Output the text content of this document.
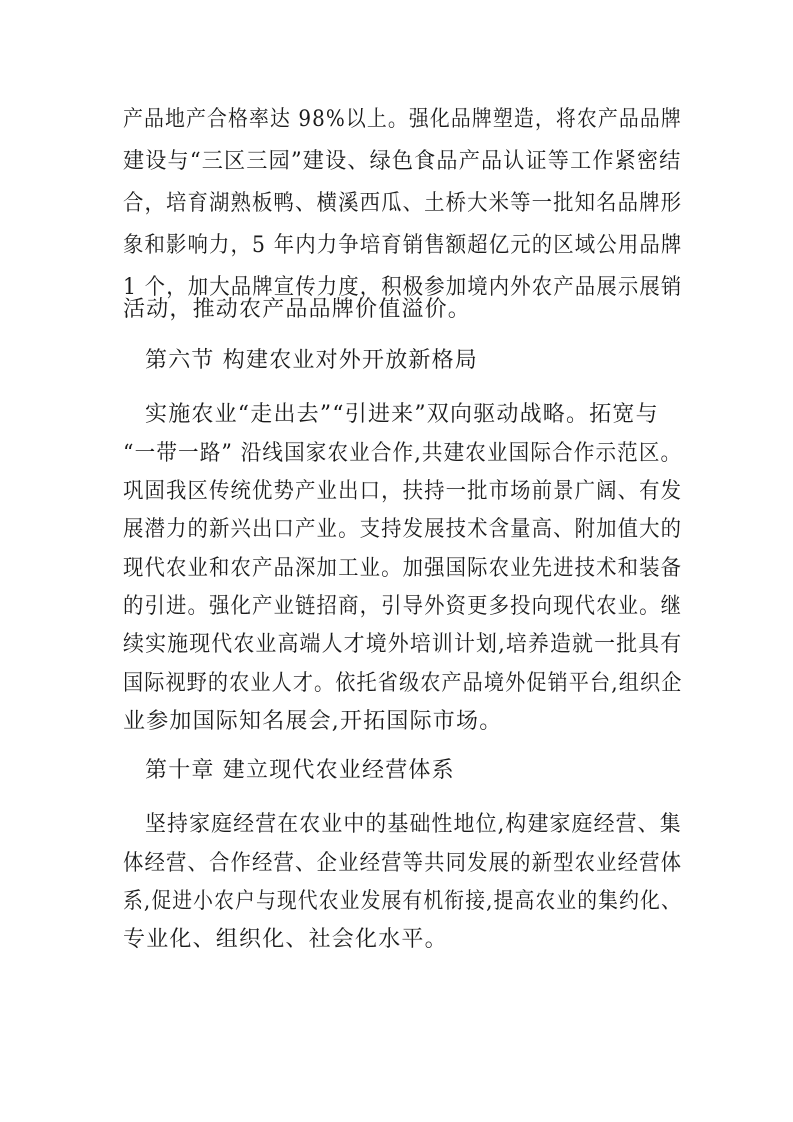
产品地产合格率达 98%以上。强化品牌塑造，将农产品品牌
建设与“三区三园”建设、绿色食品产品认证等工作紧密结
合，培育湖熟板鸭、横溪西瓜、土桥大米等一批知名品牌形
象和影响力，5 年内力争培育销售额超亿元的区域公用品牌
1 个，加大品牌宣传力度，积极参加境内外农产品展示展销
活动，推动农产品品牌价值溢价。
第六节 构建农业对外开放新格局
实施农业“走出去”“引进来”双向驱动战略。拓宽与
“一带一路” 沿线国家农业合作,共建农业国际合作示范区。
巩固我区传统优势产业出口，扶持一批市场前景广阔、有发
展潜力的新兴出口产业。支持发展技术含量高、附加值大的
现代农业和农产品深加工业。加强国际农业先进技术和装备
的引进。强化产业链招商，引导外资更多投向现代农业。继
续实施现代农业高端人才境外培训计划,培养造就一批具有
国际视野的农业人才。依托省级农产品境外促销平台,组织企
业参加国际知名展会,开拓国际市场。
第十章 建立现代农业经营体系
坚持家庭经营在农业中的基础性地位,构建家庭经营、集
体经营、合作经营、企业经营等共同发展的新型农业经营体
系,促进小农户与现代农业发展有机衔接,提高农业的集约化、
专业化、组织化、社会化水平。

++++++

▶ [Problem description]
Quote all the records verbatim, dropping any pictures from your copy.

▶ [Response to the task]
Output the text content of this document.
产品地产合格率达 98%以上。强化品牌塑造，将农产品品牌
建设与“三区三园”建设、绿色食品产品认证等工作紧密结
合，培育湖熟板鸭、横溪西瓜、土桥大米等一批知名品牌形
象和影响力，5 年内力争培育销售额超亿元的区域公用品牌
1 个，加大品牌宣传力度，积极参加境内外农产品展示展销
活动，推动农产品品牌价值溢价。
第六节 构建农业对外开放新格局
实施农业“走出去”“引进来”双向驱动战略。拓宽与
“一带一路” 沿线国家农业合作,共建农业国际合作示范区。
巩固我区传统优势产业出口，扶持一批市场前景广阔、有发
展潜力的新兴出口产业。支持发展技术含量高、附加值大的
现代农业和农产品深加工业。加强国际农业先进技术和装备
的引进。强化产业链招商，引导外资更多投向现代农业。继
续实施现代农业高端人才境外培训计划,培养造就一批具有
国际视野的农业人才。依托省级农产品境外促销平台,组织企
业参加国际知名展会,开拓国际市场。
第十章 建立现代农业经营体系
坚持家庭经营在农业中的基础性地位,构建家庭经营、集
体经营、合作经营、企业经营等共同发展的新型农业经营体
系,促进小农户与现代农业发展有机衔接,提高农业的集约化、
专业化、组织化、社会化水平。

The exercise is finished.